| DATA SHOWN |
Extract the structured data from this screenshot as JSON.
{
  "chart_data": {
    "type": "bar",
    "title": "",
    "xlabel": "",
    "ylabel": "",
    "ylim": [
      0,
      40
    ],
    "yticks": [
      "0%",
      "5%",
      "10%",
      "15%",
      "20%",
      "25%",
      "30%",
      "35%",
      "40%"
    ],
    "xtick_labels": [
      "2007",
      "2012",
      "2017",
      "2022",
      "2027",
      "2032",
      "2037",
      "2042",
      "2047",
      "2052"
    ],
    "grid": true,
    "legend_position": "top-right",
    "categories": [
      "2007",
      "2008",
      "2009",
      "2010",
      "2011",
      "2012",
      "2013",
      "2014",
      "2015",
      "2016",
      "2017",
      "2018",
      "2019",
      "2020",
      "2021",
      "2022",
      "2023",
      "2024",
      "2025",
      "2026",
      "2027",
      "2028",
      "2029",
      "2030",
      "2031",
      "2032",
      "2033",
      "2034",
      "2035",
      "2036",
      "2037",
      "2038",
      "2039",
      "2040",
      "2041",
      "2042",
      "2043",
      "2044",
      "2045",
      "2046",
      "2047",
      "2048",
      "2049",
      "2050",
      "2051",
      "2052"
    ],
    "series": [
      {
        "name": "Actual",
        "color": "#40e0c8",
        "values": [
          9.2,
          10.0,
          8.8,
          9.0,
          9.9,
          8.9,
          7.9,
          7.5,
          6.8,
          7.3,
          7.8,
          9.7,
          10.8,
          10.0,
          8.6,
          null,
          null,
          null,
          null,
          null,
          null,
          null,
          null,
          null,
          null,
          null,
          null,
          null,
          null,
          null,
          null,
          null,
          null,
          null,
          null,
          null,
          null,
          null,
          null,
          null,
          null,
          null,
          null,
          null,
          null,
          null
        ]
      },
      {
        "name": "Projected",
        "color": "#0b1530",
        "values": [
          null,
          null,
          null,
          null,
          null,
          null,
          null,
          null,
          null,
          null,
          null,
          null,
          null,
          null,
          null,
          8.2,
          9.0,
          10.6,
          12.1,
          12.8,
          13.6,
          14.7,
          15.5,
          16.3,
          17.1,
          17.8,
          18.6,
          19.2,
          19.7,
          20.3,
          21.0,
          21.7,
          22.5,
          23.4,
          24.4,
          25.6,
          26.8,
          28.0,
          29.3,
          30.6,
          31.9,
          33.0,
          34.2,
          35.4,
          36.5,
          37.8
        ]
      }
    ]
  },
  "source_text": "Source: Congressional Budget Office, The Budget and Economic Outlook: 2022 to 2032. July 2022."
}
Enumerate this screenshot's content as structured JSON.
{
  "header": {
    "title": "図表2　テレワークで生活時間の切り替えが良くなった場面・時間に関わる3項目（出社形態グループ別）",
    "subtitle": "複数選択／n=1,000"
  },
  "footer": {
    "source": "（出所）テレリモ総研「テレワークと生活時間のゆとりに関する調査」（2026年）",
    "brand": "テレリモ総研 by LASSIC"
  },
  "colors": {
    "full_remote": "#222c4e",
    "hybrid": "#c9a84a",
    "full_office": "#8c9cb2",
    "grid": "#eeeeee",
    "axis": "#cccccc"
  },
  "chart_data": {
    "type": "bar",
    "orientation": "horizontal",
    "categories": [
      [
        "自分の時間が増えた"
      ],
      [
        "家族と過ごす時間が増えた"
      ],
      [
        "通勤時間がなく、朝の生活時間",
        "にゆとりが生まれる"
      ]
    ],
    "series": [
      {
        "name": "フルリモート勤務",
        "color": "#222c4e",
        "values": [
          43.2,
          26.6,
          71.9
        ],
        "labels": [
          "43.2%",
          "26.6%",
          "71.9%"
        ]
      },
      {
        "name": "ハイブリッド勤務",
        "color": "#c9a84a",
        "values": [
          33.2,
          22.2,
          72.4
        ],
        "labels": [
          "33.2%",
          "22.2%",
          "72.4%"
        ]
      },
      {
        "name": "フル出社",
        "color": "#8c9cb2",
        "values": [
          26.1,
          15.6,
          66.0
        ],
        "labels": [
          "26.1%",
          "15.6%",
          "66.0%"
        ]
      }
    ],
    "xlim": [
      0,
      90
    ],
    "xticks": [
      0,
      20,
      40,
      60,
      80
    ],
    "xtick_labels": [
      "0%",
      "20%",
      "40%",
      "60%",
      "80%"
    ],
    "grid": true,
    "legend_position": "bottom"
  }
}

| AIM OF THE EXERCISE |
Print the records once more, exactly as they were given.

| TASK OUTPUT |
Extract the structured data from this screenshot as JSON.
{
  "chart_data": {
    "type": "bar",
    "title": "",
    "xlabel": "",
    "ylabel": "",
    "ylim": [
      0,
      40
    ],
    "yticks": [
      "0%",
      "5%",
      "10%",
      "15%",
      "20%",
      "25%",
      "30%",
      "35%",
      "40%"
    ],
    "xtick_labels": [
      "2007",
      "2012",
      "2017",
      "2022",
      "2027",
      "2032",
      "2037",
      "2042",
      "2047",
      "2052"
    ],
    "grid": true,
    "legend_position": "top-right",
    "categories": [
      "2007",
      "2008",
      "2009",
      "2010",
      "2011",
      "2012",
      "2013",
      "2014",
      "2015",
      "2016",
      "2017",
      "2018",
      "2019",
      "2020",
      "2021",
      "2022",
      "2023",
      "2024",
      "2025",
      "2026",
      "2027",
      "2028",
      "2029",
      "2030",
      "2031",
      "2032",
      "2033",
      "2034",
      "2035",
      "2036",
      "2037",
      "2038",
      "2039",
      "2040",
      "2041",
      "2042",
      "2043",
      "2044",
      "2045",
      "2046",
      "2047",
      "2048",
      "2049",
      "2050",
      "2051",
      "2052"
    ],
    "series": [
      {
        "name": "Actual",
        "color": "#40e0c8",
        "values": [
          9.2,
          10.0,
          8.8,
          9.0,
          9.9,
          8.9,
          7.9,
          7.5,
          6.8,
          7.3,
          7.8,
          9.7,
          10.8,
          10.0,
          8.6,
          null,
          null,
          null,
          null,
          null,
          null,
          null,
          null,
          null,
          null,
          null,
          null,
          null,
          null,
          null,
          null,
          null,
          null,
          null,
          null,
          null,
          null,
          null,
          null,
          null,
          null,
          null,
          null,
          null,
          null,
          null
        ]
      },
      {
        "name": "Projected",
        "color": "#0b1530",
        "values": [
          null,
          null,
          null,
          null,
          null,
          null,
          null,
          null,
          null,
          null,
          null,
          null,
          null,
          null,
          null,
          8.2,
          9.0,
          10.6,
          12.1,
          12.8,
          13.6,
          14.7,
          15.5,
          16.3,
          17.1,
          17.8,
          18.6,
          19.2,
          19.7,
          20.3,
          21.0,
          21.7,
          22.5,
          23.4,
          24.4,
          25.6,
          26.8,
          28.0,
          29.3,
          30.6,
          31.9,
          33.0,
          34.2,
          35.4,
          36.5,
          37.8
        ]
      }
    ]
  },
  "source_text": "Source: Congressional Budget Office, The Budget and Economic Outlook: 2022 to 2032. July 2022."
}
Enumerate this screenshot's content as structured JSON.
{
  "header": {
    "title": "図表2　テレワークで生活時間の切り替えが良くなった場面・時間に関わる3項目（出社形態グループ別）",
    "subtitle": "複数選択／n=1,000"
  },
  "footer": {
    "source": "（出所）テレリモ総研「テレワークと生活時間のゆとりに関する調査」（2026年）",
    "brand": "テレリモ総研 by LASSIC"
  },
  "colors": {
    "full_remote": "#222c4e",
    "hybrid": "#c9a84a",
    "full_office": "#8c9cb2",
    "grid": "#eeeeee",
    "axis": "#cccccc"
  },
  "chart_data": {
    "type": "bar",
    "orientation": "horizontal",
    "categories": [
      [
        "自分の時間が増えた"
      ],
      [
        "家族と過ごす時間が増えた"
      ],
      [
        "通勤時間がなく、朝の生活時間",
        "にゆとりが生まれる"
      ]
    ],
    "series": [
      {
        "name": "フルリモート勤務",
        "color": "#222c4e",
        "values": [
          43.2,
          26.6,
          71.9
        ],
        "labels": [
          "43.2%",
          "26.6%",
          "71.9%"
        ]
      },
      {
        "name": "ハイブリッド勤務",
        "color": "#c9a84a",
        "values": [
          33.2,
          22.2,
          72.4
        ],
        "labels": [
          "33.2%",
          "22.2%",
          "72.4%"
        ]
      },
      {
        "name": "フル出社",
        "color": "#8c9cb2",
        "values": [
          26.1,
          15.6,
          66.0
        ],
        "labels": [
          "26.1%",
          "15.6%",
          "66.0%"
        ]
      }
    ],
    "xlim": [
      0,
      90
    ],
    "xticks": [
      0,
      20,
      40,
      60,
      80
    ],
    "xtick_labels": [
      "0%",
      "20%",
      "40%",
      "60%",
      "80%"
    ],
    "grid": true,
    "legend_position": "bottom"
  }
}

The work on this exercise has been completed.